--- START ---

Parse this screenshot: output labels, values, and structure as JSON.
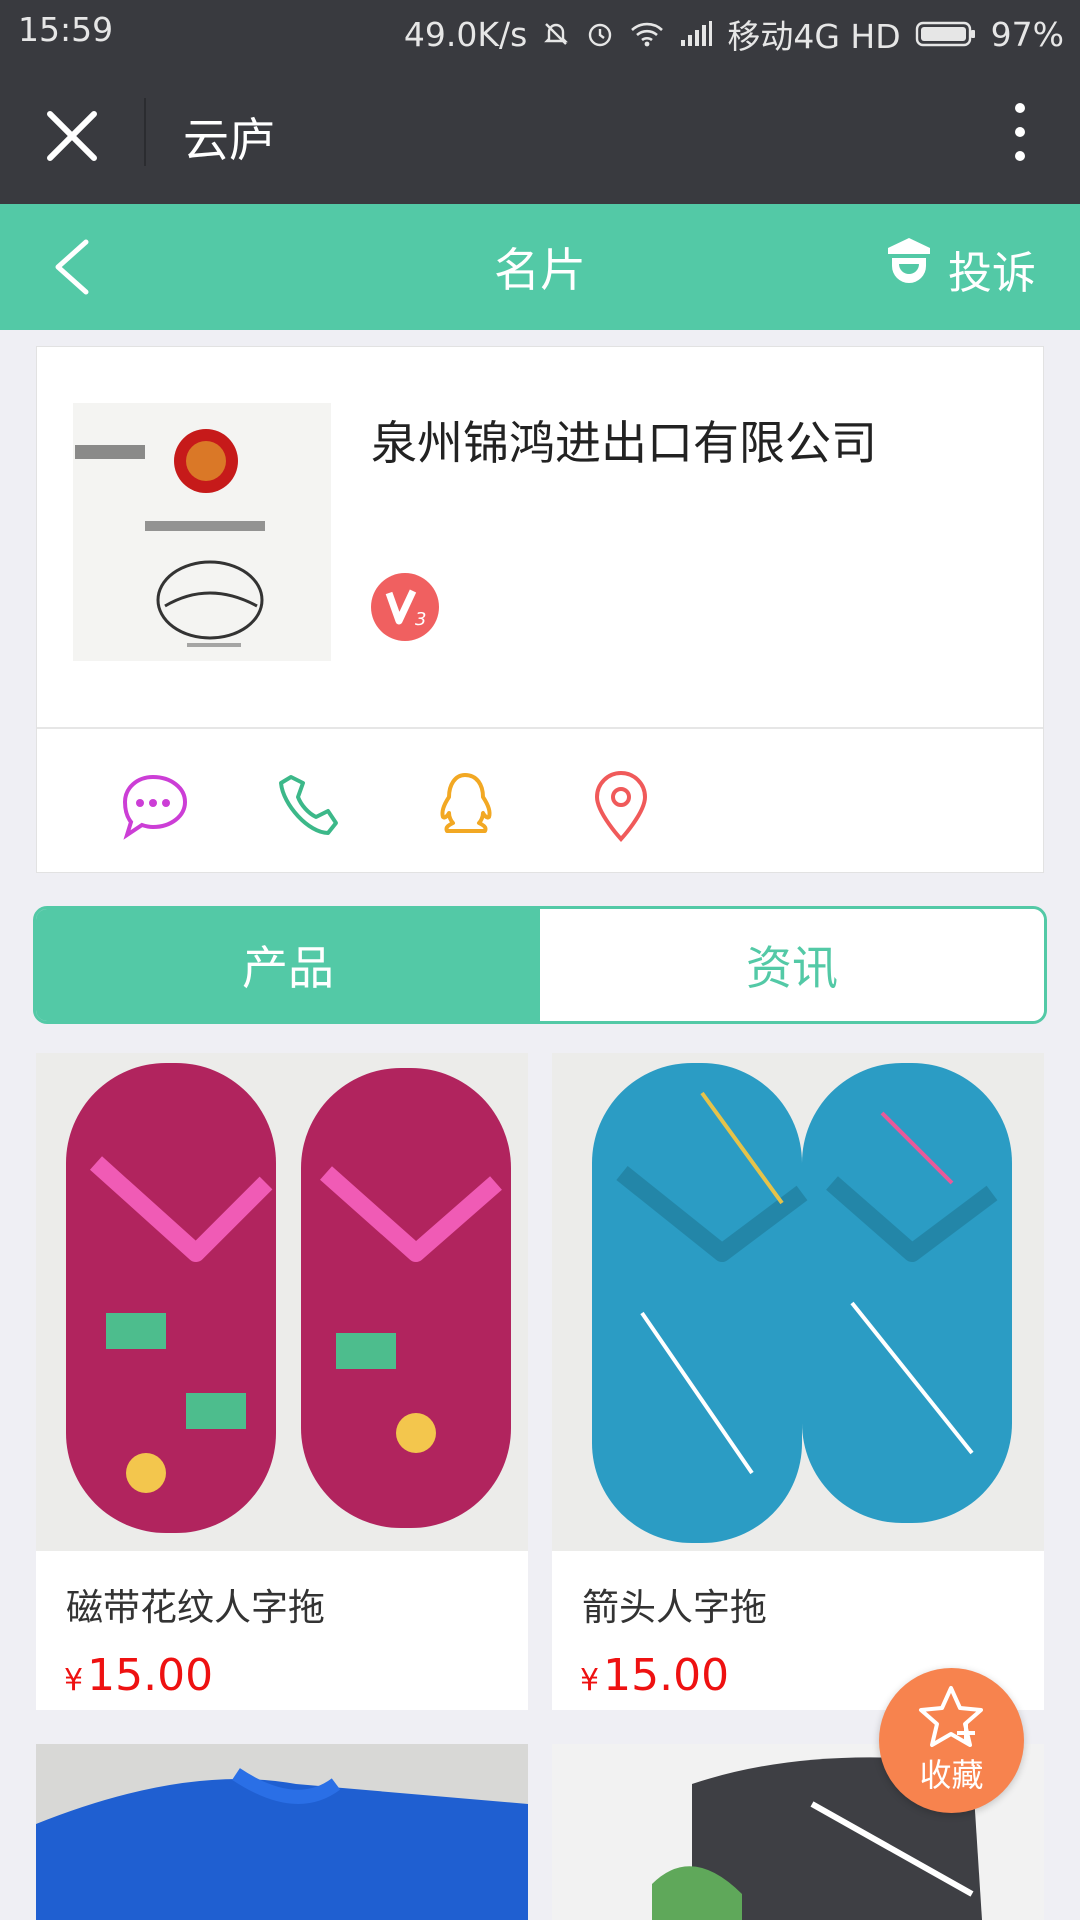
{
  "status_bar": {
    "time": "15:59",
    "speed": "49.0K/s",
    "carrier": "移动4G HD",
    "battery": "97%"
  },
  "wechat_bar": {
    "title": "云庐"
  },
  "nav": {
    "title": "名片",
    "complain_label": "投诉"
  },
  "company": {
    "name": "泉州锦鸿进出口有限公司",
    "level_badge": "V3"
  },
  "contact_actions": [
    "message-icon",
    "phone-icon",
    "qq-icon",
    "location-pin-icon"
  ],
  "tabs": [
    {
      "label": "产品",
      "active": true
    },
    {
      "label": "资讯",
      "active": false
    }
  ],
  "products": [
    {
      "name": "磁带花纹人字拖",
      "currency": "¥",
      "price": "15.00",
      "color": "#b1245e"
    },
    {
      "name": "箭头人字拖",
      "currency": "¥",
      "price": "15.00",
      "color": "#2b9cc4"
    },
    {
      "color": "#1f5fd1"
    },
    {
      "color": "#3e3f44"
    }
  ],
  "favorite": {
    "label": "收藏"
  },
  "colors": {
    "accent": "#53c9a6",
    "price": "#ee1111",
    "favorite": "#f7834e",
    "topbar": "#393a3f"
  }
}
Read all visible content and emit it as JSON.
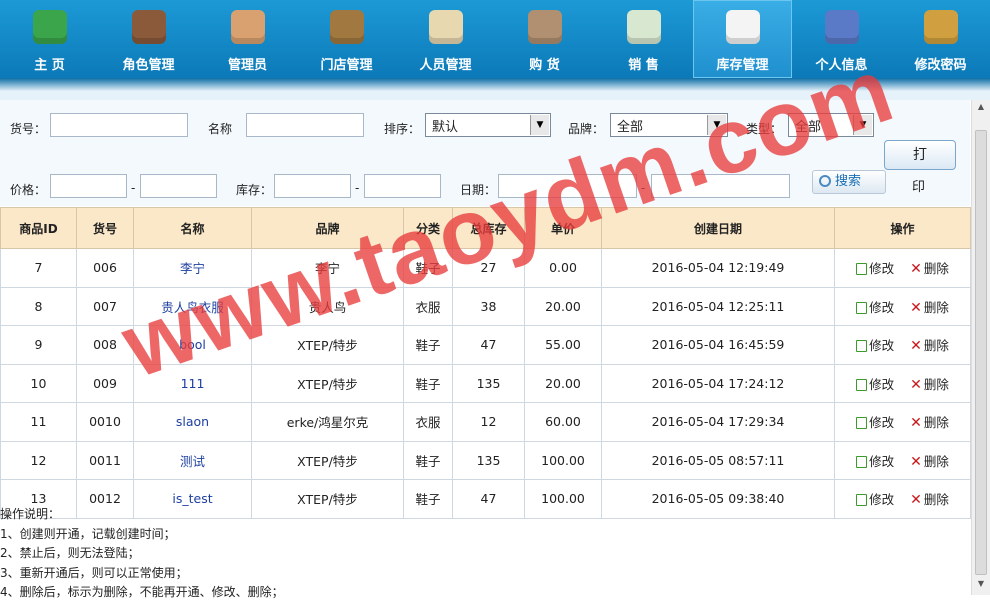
{
  "nav": {
    "items": [
      {
        "label": "主  页",
        "icon": "house-icon",
        "color": "#3aa54a"
      },
      {
        "label": "角色管理",
        "icon": "waiter-icon",
        "color": "#8a5a3a"
      },
      {
        "label": "管理员",
        "icon": "admin-icon",
        "color": "#d9a070"
      },
      {
        "label": "门店管理",
        "icon": "store-card-icon",
        "color": "#a07840"
      },
      {
        "label": "人员管理",
        "icon": "person-card-icon",
        "color": "#e8d8b0"
      },
      {
        "label": "购  货",
        "icon": "clipboard-icon",
        "color": "#b09070"
      },
      {
        "label": "销  售",
        "icon": "chart-doc-icon",
        "color": "#d8e8d0"
      },
      {
        "label": "库存管理",
        "icon": "document-icon",
        "color": "#f4f4f4",
        "active": true
      },
      {
        "label": "个人信息",
        "icon": "users-icon",
        "color": "#5a7ac8"
      },
      {
        "label": "修改密码",
        "icon": "user-lock-icon",
        "color": "#d0a040"
      }
    ]
  },
  "search": {
    "sku_label": "货号：",
    "name_label": "名称",
    "sort_label": "排序：",
    "sort_value": "默认",
    "brand_label": "品牌：",
    "brand_value": "全部",
    "type_label": "类型：",
    "type_value": "全部",
    "price_label": "价格：",
    "stock_label": "库存：",
    "date_label": "日期：",
    "dash": "-",
    "search_btn": "搜索",
    "print_btn": "打",
    "print_tail": "印"
  },
  "table": {
    "headers": [
      "商品ID",
      "货号",
      "名称",
      "品牌",
      "分类",
      "总库存",
      "单价",
      "创建日期",
      "操作"
    ],
    "edit_label": "修改",
    "delete_label": "删除",
    "rows": [
      {
        "id": "7",
        "sku": "006",
        "name": "李宁",
        "brand": "李宁",
        "category": "鞋子",
        "stock": "27",
        "price": "0.00",
        "date": "2016-05-04 12:19:49"
      },
      {
        "id": "8",
        "sku": "007",
        "name": "贵人鸟衣服",
        "brand": "贵人鸟",
        "category": "衣服",
        "stock": "38",
        "price": "20.00",
        "date": "2016-05-04 12:25:11"
      },
      {
        "id": "9",
        "sku": "008",
        "name": "bool",
        "brand": "XTEP/特步",
        "category": "鞋子",
        "stock": "47",
        "price": "55.00",
        "date": "2016-05-04 16:45:59"
      },
      {
        "id": "10",
        "sku": "009",
        "name": "111",
        "brand": "XTEP/特步",
        "category": "鞋子",
        "stock": "135",
        "price": "20.00",
        "date": "2016-05-04 17:24:12"
      },
      {
        "id": "11",
        "sku": "0010",
        "name": "slaon",
        "brand": "erke/鸿星尔克",
        "category": "衣服",
        "stock": "12",
        "price": "60.00",
        "date": "2016-05-04 17:29:34"
      },
      {
        "id": "12",
        "sku": "0011",
        "name": "测试",
        "brand": "XTEP/特步",
        "category": "鞋子",
        "stock": "135",
        "price": "100.00",
        "date": "2016-05-05 08:57:11"
      },
      {
        "id": "13",
        "sku": "0012",
        "name": "is_test",
        "brand": "XTEP/特步",
        "category": "鞋子",
        "stock": "47",
        "price": "100.00",
        "date": "2016-05-05 09:38:40"
      }
    ]
  },
  "notes": {
    "title": "操作说明：",
    "lines": [
      "1、创建则开通，记载创建时间；",
      "2、禁止后，则无法登陆；",
      "3、重新开通后，则可以正常使用；",
      "4、删除后，标示为删除，不能再开通、修改、删除；"
    ]
  },
  "watermark": "www.taoydm.com"
}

--- END ---

_OBJECTIVE:_ Using the records above, select and copy every line that has the word "active".

_TASK RESPONSE:_
      "active": true
      "active": false
        "active": true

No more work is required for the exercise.